_STATED PROBLEM_
Select all lines holding the word "name" from the entries that follow.

_Rows from a dataset_
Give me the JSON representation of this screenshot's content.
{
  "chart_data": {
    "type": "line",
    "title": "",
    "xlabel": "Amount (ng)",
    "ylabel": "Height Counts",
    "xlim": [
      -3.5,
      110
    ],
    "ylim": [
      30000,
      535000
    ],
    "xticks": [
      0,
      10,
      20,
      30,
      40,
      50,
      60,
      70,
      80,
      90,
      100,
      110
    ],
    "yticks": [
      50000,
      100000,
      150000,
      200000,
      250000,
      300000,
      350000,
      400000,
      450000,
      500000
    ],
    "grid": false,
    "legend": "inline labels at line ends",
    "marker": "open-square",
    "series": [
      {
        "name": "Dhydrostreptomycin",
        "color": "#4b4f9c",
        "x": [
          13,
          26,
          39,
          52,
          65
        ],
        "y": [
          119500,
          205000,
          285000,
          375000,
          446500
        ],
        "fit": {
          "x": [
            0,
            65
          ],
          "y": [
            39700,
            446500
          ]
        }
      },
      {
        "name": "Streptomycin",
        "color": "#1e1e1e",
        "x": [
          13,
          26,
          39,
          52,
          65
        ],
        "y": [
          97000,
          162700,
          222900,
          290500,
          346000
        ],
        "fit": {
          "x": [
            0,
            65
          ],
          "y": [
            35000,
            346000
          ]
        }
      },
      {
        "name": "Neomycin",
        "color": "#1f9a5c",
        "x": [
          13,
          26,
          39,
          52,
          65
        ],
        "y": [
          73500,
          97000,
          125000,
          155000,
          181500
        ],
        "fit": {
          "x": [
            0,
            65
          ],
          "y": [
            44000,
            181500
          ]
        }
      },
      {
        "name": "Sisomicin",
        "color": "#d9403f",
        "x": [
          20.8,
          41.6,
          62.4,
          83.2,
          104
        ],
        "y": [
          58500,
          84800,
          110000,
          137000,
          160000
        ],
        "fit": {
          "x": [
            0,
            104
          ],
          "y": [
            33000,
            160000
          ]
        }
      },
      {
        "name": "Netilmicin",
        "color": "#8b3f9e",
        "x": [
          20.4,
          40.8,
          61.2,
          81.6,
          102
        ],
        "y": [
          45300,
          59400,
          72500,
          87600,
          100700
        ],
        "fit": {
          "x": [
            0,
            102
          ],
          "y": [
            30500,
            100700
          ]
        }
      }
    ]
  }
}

* * *

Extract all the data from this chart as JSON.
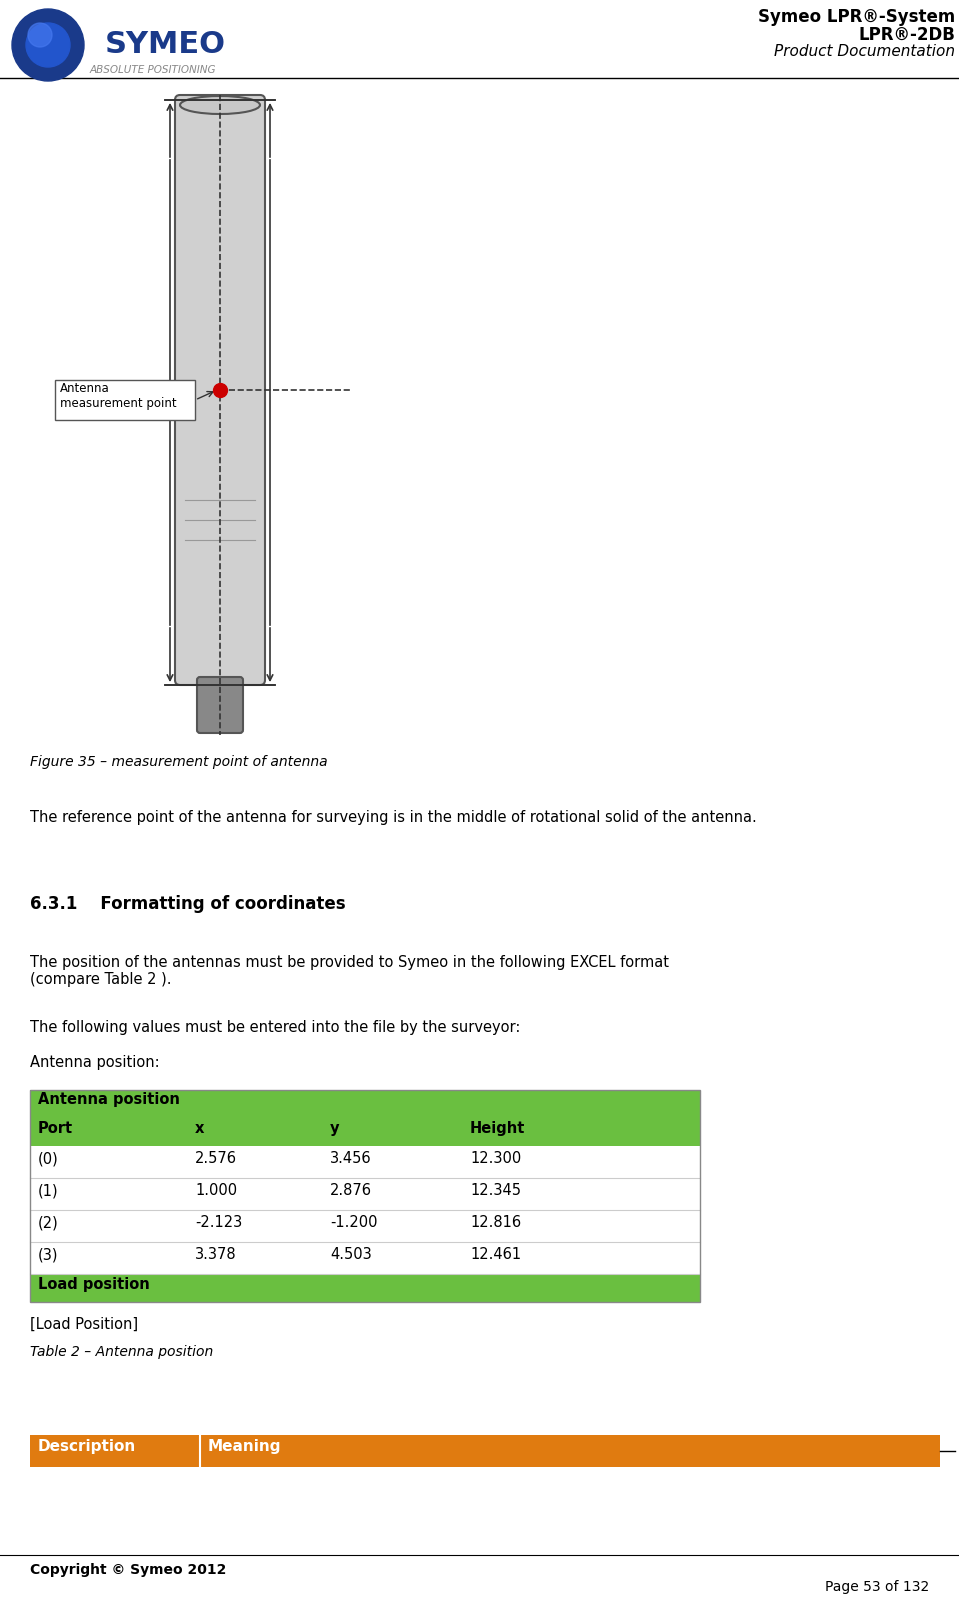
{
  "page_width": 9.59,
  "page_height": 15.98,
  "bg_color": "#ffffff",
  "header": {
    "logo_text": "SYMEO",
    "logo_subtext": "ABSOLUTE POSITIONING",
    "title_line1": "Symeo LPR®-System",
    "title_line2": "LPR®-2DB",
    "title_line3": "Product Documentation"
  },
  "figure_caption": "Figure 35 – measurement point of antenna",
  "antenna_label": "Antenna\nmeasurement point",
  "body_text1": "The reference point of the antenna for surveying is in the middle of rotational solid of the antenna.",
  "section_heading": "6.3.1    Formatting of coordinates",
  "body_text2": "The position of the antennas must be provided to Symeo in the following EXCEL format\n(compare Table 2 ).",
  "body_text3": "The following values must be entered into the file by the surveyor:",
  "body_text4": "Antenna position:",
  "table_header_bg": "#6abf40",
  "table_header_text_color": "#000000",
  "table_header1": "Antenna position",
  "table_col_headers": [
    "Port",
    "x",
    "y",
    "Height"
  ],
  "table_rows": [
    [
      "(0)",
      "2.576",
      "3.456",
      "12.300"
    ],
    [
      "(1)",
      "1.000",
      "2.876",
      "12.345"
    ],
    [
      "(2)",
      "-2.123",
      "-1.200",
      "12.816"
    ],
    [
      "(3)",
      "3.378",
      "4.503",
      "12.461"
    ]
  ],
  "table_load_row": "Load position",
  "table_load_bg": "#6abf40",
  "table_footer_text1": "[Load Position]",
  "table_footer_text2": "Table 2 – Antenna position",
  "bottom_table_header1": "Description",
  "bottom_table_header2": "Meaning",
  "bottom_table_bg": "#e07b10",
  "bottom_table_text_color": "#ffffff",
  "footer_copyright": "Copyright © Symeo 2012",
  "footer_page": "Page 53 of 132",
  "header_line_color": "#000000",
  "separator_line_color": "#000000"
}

_OUTPUT_
        "name": "Dhydrostreptomycin",
        "name": "Streptomycin",
        "name": "Neomycin",
        "name": "Sisomicin",
        "name": "Netilmicin",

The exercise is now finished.